Set task :: Scan the lines below; pull out those with "framework".

Items ::

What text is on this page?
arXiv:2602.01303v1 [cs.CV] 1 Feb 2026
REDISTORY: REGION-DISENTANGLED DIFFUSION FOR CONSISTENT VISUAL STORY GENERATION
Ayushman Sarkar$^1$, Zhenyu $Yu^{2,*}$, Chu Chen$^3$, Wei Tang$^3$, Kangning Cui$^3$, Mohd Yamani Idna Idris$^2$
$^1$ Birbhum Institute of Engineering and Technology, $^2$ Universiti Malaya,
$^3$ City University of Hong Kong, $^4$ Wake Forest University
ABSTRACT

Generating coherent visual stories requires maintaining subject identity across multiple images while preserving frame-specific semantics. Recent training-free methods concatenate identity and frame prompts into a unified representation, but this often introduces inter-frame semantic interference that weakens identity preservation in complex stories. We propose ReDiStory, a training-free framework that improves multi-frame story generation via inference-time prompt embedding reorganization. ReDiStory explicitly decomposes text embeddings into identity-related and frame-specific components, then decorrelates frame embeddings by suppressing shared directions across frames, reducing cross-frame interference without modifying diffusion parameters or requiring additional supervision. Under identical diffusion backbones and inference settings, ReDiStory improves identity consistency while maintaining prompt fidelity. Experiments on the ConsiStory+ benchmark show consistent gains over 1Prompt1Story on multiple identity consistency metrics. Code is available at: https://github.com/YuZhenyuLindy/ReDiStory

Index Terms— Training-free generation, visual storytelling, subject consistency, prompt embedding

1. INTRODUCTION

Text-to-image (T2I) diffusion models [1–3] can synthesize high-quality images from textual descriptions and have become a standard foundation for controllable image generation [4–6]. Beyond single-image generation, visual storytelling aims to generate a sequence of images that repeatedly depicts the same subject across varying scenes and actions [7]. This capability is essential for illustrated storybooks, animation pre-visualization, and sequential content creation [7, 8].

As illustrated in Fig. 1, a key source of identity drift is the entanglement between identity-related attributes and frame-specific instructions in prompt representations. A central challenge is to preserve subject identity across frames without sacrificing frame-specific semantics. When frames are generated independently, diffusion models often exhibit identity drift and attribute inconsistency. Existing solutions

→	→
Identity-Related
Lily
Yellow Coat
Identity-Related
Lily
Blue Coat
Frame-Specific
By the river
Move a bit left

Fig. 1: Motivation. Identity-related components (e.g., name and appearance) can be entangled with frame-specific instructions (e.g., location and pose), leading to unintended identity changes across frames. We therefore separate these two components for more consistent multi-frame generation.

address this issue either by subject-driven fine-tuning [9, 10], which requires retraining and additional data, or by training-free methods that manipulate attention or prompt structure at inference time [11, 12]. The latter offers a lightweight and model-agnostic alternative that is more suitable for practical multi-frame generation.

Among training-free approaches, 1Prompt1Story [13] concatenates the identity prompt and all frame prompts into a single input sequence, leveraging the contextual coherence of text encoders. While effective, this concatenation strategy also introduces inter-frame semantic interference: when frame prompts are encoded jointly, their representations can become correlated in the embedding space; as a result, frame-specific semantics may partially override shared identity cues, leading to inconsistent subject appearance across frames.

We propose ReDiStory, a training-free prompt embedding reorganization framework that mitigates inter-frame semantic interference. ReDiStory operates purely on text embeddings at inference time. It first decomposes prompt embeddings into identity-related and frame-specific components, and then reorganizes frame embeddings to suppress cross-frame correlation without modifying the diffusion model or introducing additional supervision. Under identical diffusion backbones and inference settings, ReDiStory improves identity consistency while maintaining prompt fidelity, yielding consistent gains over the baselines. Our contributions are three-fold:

Solved exercise ::
Generating coherent visual stories requires maintaining subject identity across multiple images while preserving frame-specific semantics. Recent training-free methods concatenate identity and frame prompts into a unified representation, but this often introduces inter-frame semantic interference that weakens identity preservation in complex stories. We propose ReDiStory, a training-free framework that improves multi-frame story generation via inference-time prompt embedding reorganization. ReDiStory explicitly decomposes text embeddings into identity-related and frame-specific components, then decorrelates frame embeddings by suppressing shared directions across frames, reducing cross-frame interference without modifying diffusion parameters or requiring additional supervision. Under identical diffusion backbones and inference settings, ReDiStory improves identity consistency while maintaining prompt fidelity. Experiments on the ConsiStory+ benchmark show consistent gains over 1Prompt1Story on multiple identity consistency metrics. Code is available at: https://github.com/YuZhenyuLindy/ReDiStory
We propose ReDiStory, a training-free prompt embedding reorganization framework that mitigates inter-frame semantic interference. ReDiStory operates purely on text embeddings at inference time. It first decomposes prompt embeddings into identity-related and frame-specific components, and then reorganizes frame embeddings to suppress cross-frame correlation without modifying the diffusion model or introducing additional supervision. Under identical diffusion backbones and inference settings, ReDiStory improves identity consistency while maintaining prompt fidelity, yielding consistent gains over the baselines. Our contributions are three-fold:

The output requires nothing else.